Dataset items

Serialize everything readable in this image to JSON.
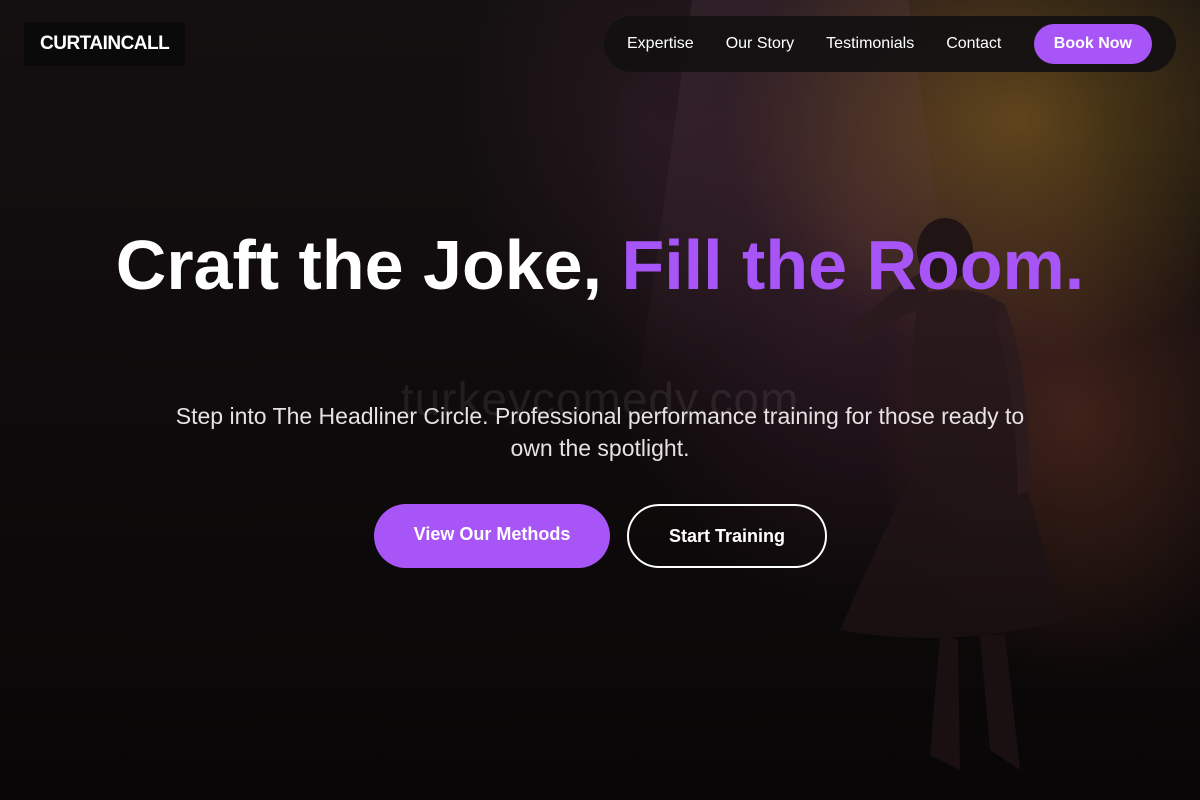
{
  "header": {
    "logo": "CURTAINCALL",
    "nav": [
      {
        "label": "Expertise"
      },
      {
        "label": "Our Story"
      },
      {
        "label": "Testimonials"
      },
      {
        "label": "Contact"
      }
    ],
    "cta_label": "Book Now"
  },
  "hero": {
    "title_main": "Craft the Joke, ",
    "title_accent": "Fill the Room.",
    "subtitle": "Step into The Headliner Circle. Professional performance training for those ready to own the spotlight.",
    "watermark": "turkeycomedy.com",
    "primary_button": "View Our Methods",
    "secondary_button": "Start Training"
  },
  "colors": {
    "accent": "#a855f7",
    "background": "#0b0708"
  }
}
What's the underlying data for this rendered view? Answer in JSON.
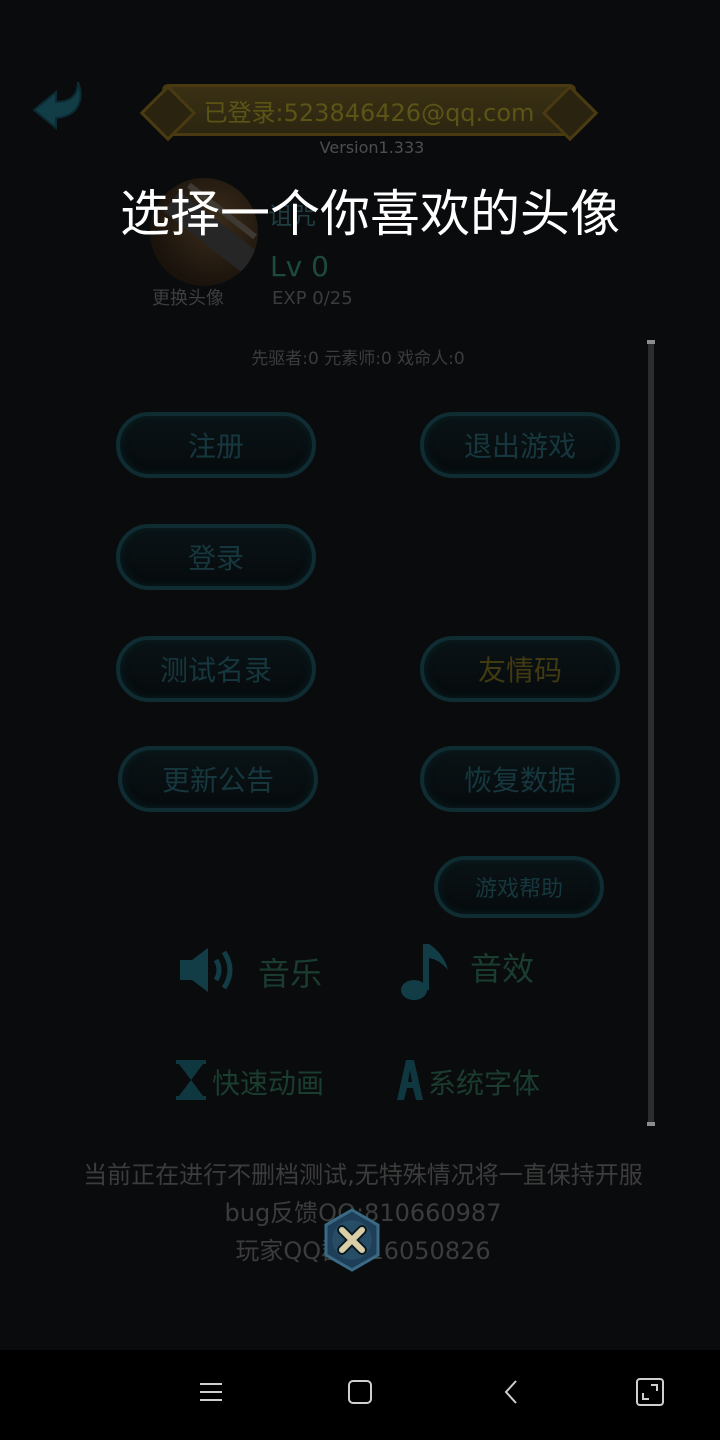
{
  "header": {
    "account_text": "已登录:523846426@qq.com",
    "version": "Version1.333"
  },
  "overlay": {
    "title": "选择一个你喜欢的头像"
  },
  "profile": {
    "name": "诅咒",
    "change_avatar": "更换头像",
    "level": "Lv 0",
    "exp": "EXP 0/25",
    "class_stats": "先驱者:0  元素师:0  戏命人:0"
  },
  "buttons": {
    "register": "注册",
    "exit_game": "退出游戏",
    "login": "登录",
    "test_list": "测试名录",
    "friend_code": "友情码",
    "update_notice": "更新公告",
    "restore_data": "恢复数据",
    "game_help": "游戏帮助"
  },
  "options": {
    "music": "音乐",
    "sound": "音效",
    "fast_anim": "快速动画",
    "system_font": "系统字体"
  },
  "notice": {
    "line1": "当前正在进行不删档测试,无特殊情况将一直保持开服",
    "line2": "bug反馈QQ:810660987",
    "line3": "玩家QQ群:816050826"
  },
  "colors": {
    "overlay_text": "#ffffff",
    "dim_teal": "#16373e",
    "dim_gold": "#423a10"
  },
  "icons": {
    "back": "back-arrow-icon",
    "music": "speaker-icon",
    "sound": "music-note-icon",
    "fast_anim": "hourglass-icon",
    "font": "font-a-icon",
    "close": "close-x-icon"
  }
}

Written task
Repeat the material exactly as it reads, without any of its pictures.

The answer
Serialize everything readable in this image to JSON.
{
  "header": {
    "logo": "CURTAINCALL",
    "nav": [
      {
        "label": "Expertise"
      },
      {
        "label": "Our Story"
      },
      {
        "label": "Testimonials"
      },
      {
        "label": "Contact"
      }
    ],
    "cta_label": "Book Now"
  },
  "hero": {
    "title_main": "Craft the Joke, ",
    "title_accent": "Fill the Room.",
    "subtitle": "Step into The Headliner Circle. Professional performance training for those ready to own the spotlight.",
    "watermark": "turkeycomedy.com",
    "primary_button": "View Our Methods",
    "secondary_button": "Start Training"
  },
  "colors": {
    "accent": "#a855f7",
    "background": "#0b0708"
  }
}
What's the underlying data for this rendered view? Answer in JSON.
{
  "header": {
    "account_text": "已登录:523846426@qq.com",
    "version": "Version1.333"
  },
  "overlay": {
    "title": "选择一个你喜欢的头像"
  },
  "profile": {
    "name": "诅咒",
    "change_avatar": "更换头像",
    "level": "Lv 0",
    "exp": "EXP 0/25",
    "class_stats": "先驱者:0  元素师:0  戏命人:0"
  },
  "buttons": {
    "register": "注册",
    "exit_game": "退出游戏",
    "login": "登录",
    "test_list": "测试名录",
    "friend_code": "友情码",
    "update_notice": "更新公告",
    "restore_data": "恢复数据",
    "game_help": "游戏帮助"
  },
  "options": {
    "music": "音乐",
    "sound": "音效",
    "fast_anim": "快速动画",
    "system_font": "系统字体"
  },
  "notice": {
    "line1": "当前正在进行不删档测试,无特殊情况将一直保持开服",
    "line2": "bug反馈QQ:810660987",
    "line3": "玩家QQ群:816050826"
  },
  "colors": {
    "overlay_text": "#ffffff",
    "dim_teal": "#16373e",
    "dim_gold": "#423a10"
  },
  "icons": {
    "back": "back-arrow-icon",
    "music": "speaker-icon",
    "sound": "music-note-icon",
    "fast_anim": "hourglass-icon",
    "font": "font-a-icon",
    "close": "close-x-icon"
  }
}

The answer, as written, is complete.